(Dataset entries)

============

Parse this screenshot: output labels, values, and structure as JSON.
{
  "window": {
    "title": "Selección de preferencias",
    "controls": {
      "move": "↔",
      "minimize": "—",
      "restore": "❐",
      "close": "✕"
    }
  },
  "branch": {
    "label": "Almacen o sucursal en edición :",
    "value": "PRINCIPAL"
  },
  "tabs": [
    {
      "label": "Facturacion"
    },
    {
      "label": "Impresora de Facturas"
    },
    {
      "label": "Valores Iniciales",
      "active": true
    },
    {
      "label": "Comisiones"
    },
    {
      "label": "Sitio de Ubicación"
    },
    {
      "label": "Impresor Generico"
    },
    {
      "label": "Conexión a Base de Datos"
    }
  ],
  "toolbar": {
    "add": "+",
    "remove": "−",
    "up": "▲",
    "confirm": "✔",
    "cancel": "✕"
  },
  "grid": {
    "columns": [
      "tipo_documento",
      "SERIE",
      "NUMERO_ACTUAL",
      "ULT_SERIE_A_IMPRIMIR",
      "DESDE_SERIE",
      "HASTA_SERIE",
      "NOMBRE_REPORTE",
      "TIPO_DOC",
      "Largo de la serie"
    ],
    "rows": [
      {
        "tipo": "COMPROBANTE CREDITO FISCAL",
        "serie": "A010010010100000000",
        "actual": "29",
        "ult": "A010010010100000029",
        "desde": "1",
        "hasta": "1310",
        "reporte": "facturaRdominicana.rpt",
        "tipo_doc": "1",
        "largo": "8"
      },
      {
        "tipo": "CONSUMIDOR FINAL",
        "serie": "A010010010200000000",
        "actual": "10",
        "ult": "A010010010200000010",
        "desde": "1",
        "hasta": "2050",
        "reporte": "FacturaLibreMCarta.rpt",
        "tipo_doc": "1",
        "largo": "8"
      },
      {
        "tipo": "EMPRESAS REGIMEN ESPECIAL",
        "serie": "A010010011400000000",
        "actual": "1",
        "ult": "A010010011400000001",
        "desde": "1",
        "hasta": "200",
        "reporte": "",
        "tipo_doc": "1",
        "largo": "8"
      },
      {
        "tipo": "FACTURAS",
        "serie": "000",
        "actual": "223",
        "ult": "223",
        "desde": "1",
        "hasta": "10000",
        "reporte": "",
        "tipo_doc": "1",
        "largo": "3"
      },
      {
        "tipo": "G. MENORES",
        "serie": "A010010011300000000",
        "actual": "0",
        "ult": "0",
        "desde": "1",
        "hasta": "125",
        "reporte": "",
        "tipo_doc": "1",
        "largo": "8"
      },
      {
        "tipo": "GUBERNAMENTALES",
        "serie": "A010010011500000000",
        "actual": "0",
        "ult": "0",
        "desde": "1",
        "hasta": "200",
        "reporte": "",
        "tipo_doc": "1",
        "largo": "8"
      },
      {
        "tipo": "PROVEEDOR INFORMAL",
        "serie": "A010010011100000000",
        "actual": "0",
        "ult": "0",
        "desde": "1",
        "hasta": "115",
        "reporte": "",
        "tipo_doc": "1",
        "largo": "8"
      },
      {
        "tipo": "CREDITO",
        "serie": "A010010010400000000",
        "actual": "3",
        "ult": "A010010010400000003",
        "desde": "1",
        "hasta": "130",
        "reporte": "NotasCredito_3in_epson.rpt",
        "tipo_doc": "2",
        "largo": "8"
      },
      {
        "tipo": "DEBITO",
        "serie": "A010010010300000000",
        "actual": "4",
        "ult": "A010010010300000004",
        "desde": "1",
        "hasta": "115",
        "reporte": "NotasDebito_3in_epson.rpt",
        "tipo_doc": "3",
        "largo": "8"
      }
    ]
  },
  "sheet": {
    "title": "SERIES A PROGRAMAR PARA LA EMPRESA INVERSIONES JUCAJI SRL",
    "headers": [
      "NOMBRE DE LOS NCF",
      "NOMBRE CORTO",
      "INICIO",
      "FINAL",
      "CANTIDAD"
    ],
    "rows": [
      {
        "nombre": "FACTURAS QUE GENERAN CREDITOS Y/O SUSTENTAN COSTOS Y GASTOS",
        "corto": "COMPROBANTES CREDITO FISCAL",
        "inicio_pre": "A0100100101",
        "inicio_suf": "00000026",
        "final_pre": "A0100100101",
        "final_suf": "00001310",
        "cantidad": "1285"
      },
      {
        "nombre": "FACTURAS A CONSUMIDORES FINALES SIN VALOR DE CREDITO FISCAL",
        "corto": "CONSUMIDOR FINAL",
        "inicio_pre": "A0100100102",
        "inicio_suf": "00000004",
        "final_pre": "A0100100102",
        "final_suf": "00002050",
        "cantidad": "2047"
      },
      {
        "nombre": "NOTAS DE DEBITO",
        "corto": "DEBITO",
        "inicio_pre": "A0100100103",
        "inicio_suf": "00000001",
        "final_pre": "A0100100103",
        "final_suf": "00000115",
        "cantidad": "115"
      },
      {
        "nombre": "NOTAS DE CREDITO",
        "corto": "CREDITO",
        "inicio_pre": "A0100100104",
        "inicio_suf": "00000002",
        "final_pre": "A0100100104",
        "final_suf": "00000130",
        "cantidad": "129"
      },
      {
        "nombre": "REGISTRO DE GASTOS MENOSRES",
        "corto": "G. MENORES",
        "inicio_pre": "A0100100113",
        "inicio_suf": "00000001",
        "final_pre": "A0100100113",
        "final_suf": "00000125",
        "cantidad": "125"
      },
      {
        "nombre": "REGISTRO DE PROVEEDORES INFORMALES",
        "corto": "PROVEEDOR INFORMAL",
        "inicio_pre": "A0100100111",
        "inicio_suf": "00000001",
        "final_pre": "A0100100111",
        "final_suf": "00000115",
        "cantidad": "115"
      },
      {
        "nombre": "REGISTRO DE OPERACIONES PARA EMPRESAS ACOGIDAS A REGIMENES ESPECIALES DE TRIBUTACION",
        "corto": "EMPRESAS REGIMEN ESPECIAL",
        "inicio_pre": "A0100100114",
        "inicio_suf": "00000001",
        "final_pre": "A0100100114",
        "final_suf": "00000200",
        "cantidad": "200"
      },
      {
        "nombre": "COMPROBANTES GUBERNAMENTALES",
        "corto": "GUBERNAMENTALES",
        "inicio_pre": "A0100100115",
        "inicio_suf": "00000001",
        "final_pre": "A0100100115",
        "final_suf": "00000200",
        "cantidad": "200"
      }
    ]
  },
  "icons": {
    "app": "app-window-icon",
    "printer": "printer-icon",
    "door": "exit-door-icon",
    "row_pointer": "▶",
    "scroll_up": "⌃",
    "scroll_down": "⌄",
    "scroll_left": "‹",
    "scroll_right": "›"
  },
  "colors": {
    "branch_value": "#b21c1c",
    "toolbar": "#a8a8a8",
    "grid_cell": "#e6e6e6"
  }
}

============

**Task brief**
Restate the whole of the material exactly.

**The response**
Parse this screenshot: output labels, values, and structure as JSON.
{
  "window": {
    "title": "Selección de preferencias",
    "controls": {
      "move": "↔",
      "minimize": "—",
      "restore": "❐",
      "close": "✕"
    }
  },
  "branch": {
    "label": "Almacen o sucursal en edición :",
    "value": "PRINCIPAL"
  },
  "tabs": [
    {
      "label": "Facturacion"
    },
    {
      "label": "Impresora de Facturas"
    },
    {
      "label": "Valores Iniciales",
      "active": true
    },
    {
      "label": "Comisiones"
    },
    {
      "label": "Sitio de Ubicación"
    },
    {
      "label": "Impresor Generico"
    },
    {
      "label": "Conexión a Base de Datos"
    }
  ],
  "toolbar": {
    "add": "+",
    "remove": "−",
    "up": "▲",
    "confirm": "✔",
    "cancel": "✕"
  },
  "grid": {
    "columns": [
      "tipo_documento",
      "SERIE",
      "NUMERO_ACTUAL",
      "ULT_SERIE_A_IMPRIMIR",
      "DESDE_SERIE",
      "HASTA_SERIE",
      "NOMBRE_REPORTE",
      "TIPO_DOC",
      "Largo de la serie"
    ],
    "rows": [
      {
        "tipo": "COMPROBANTE CREDITO FISCAL",
        "serie": "A010010010100000000",
        "actual": "29",
        "ult": "A010010010100000029",
        "desde": "1",
        "hasta": "1310",
        "reporte": "facturaRdominicana.rpt",
        "tipo_doc": "1",
        "largo": "8"
      },
      {
        "tipo": "CONSUMIDOR FINAL",
        "serie": "A010010010200000000",
        "actual": "10",
        "ult": "A010010010200000010",
        "desde": "1",
        "hasta": "2050",
        "reporte": "FacturaLibreMCarta.rpt",
        "tipo_doc": "1",
        "largo": "8"
      },
      {
        "tipo": "EMPRESAS REGIMEN ESPECIAL",
        "serie": "A010010011400000000",
        "actual": "1",
        "ult": "A010010011400000001",
        "desde": "1",
        "hasta": "200",
        "reporte": "",
        "tipo_doc": "1",
        "largo": "8"
      },
      {
        "tipo": "FACTURAS",
        "serie": "000",
        "actual": "223",
        "ult": "223",
        "desde": "1",
        "hasta": "10000",
        "reporte": "",
        "tipo_doc": "1",
        "largo": "3"
      },
      {
        "tipo": "G. MENORES",
        "serie": "A010010011300000000",
        "actual": "0",
        "ult": "0",
        "desde": "1",
        "hasta": "125",
        "reporte": "",
        "tipo_doc": "1",
        "largo": "8"
      },
      {
        "tipo": "GUBERNAMENTALES",
        "serie": "A010010011500000000",
        "actual": "0",
        "ult": "0",
        "desde": "1",
        "hasta": "200",
        "reporte": "",
        "tipo_doc": "1",
        "largo": "8"
      },
      {
        "tipo": "PROVEEDOR INFORMAL",
        "serie": "A010010011100000000",
        "actual": "0",
        "ult": "0",
        "desde": "1",
        "hasta": "115",
        "reporte": "",
        "tipo_doc": "1",
        "largo": "8"
      },
      {
        "tipo": "CREDITO",
        "serie": "A010010010400000000",
        "actual": "3",
        "ult": "A010010010400000003",
        "desde": "1",
        "hasta": "130",
        "reporte": "NotasCredito_3in_epson.rpt",
        "tipo_doc": "2",
        "largo": "8"
      },
      {
        "tipo": "DEBITO",
        "serie": "A010010010300000000",
        "actual": "4",
        "ult": "A010010010300000004",
        "desde": "1",
        "hasta": "115",
        "reporte": "NotasDebito_3in_epson.rpt",
        "tipo_doc": "3",
        "largo": "8"
      }
    ]
  },
  "sheet": {
    "title": "SERIES A PROGRAMAR PARA LA EMPRESA INVERSIONES JUCAJI SRL",
    "headers": [
      "NOMBRE DE LOS NCF",
      "NOMBRE CORTO",
      "INICIO",
      "FINAL",
      "CANTIDAD"
    ],
    "rows": [
      {
        "nombre": "FACTURAS QUE GENERAN CREDITOS Y/O SUSTENTAN COSTOS Y GASTOS",
        "corto": "COMPROBANTES CREDITO FISCAL",
        "inicio_pre": "A0100100101",
        "inicio_suf": "00000026",
        "final_pre": "A0100100101",
        "final_suf": "00001310",
        "cantidad": "1285"
      },
      {
        "nombre": "FACTURAS A CONSUMIDORES FINALES SIN VALOR DE CREDITO FISCAL",
        "corto": "CONSUMIDOR FINAL",
        "inicio_pre": "A0100100102",
        "inicio_suf": "00000004",
        "final_pre": "A0100100102",
        "final_suf": "00002050",
        "cantidad": "2047"
      },
      {
        "nombre": "NOTAS DE DEBITO",
        "corto": "DEBITO",
        "inicio_pre": "A0100100103",
        "inicio_suf": "00000001",
        "final_pre": "A0100100103",
        "final_suf": "00000115",
        "cantidad": "115"
      },
      {
        "nombre": "NOTAS DE CREDITO",
        "corto": "CREDITO",
        "inicio_pre": "A0100100104",
        "inicio_suf": "00000002",
        "final_pre": "A0100100104",
        "final_suf": "00000130",
        "cantidad": "129"
      },
      {
        "nombre": "REGISTRO DE GASTOS MENOSRES",
        "corto": "G. MENORES",
        "inicio_pre": "A0100100113",
        "inicio_suf": "00000001",
        "final_pre": "A0100100113",
        "final_suf": "00000125",
        "cantidad": "125"
      },
      {
        "nombre": "REGISTRO DE PROVEEDORES INFORMALES",
        "corto": "PROVEEDOR INFORMAL",
        "inicio_pre": "A0100100111",
        "inicio_suf": "00000001",
        "final_pre": "A0100100111",
        "final_suf": "00000115",
        "cantidad": "115"
      },
      {
        "nombre": "REGISTRO DE OPERACIONES PARA EMPRESAS ACOGIDAS A REGIMENES ESPECIALES DE TRIBUTACION",
        "corto": "EMPRESAS REGIMEN ESPECIAL",
        "inicio_pre": "A0100100114",
        "inicio_suf": "00000001",
        "final_pre": "A0100100114",
        "final_suf": "00000200",
        "cantidad": "200"
      },
      {
        "nombre": "COMPROBANTES GUBERNAMENTALES",
        "corto": "GUBERNAMENTALES",
        "inicio_pre": "A0100100115",
        "inicio_suf": "00000001",
        "final_pre": "A0100100115",
        "final_suf": "00000200",
        "cantidad": "200"
      }
    ]
  },
  "icons": {
    "app": "app-window-icon",
    "printer": "printer-icon",
    "door": "exit-door-icon",
    "row_pointer": "▶",
    "scroll_up": "⌃",
    "scroll_down": "⌄",
    "scroll_left": "‹",
    "scroll_right": "›"
  },
  "colors": {
    "branch_value": "#b21c1c",
    "toolbar": "#a8a8a8",
    "grid_cell": "#e6e6e6"
  }
}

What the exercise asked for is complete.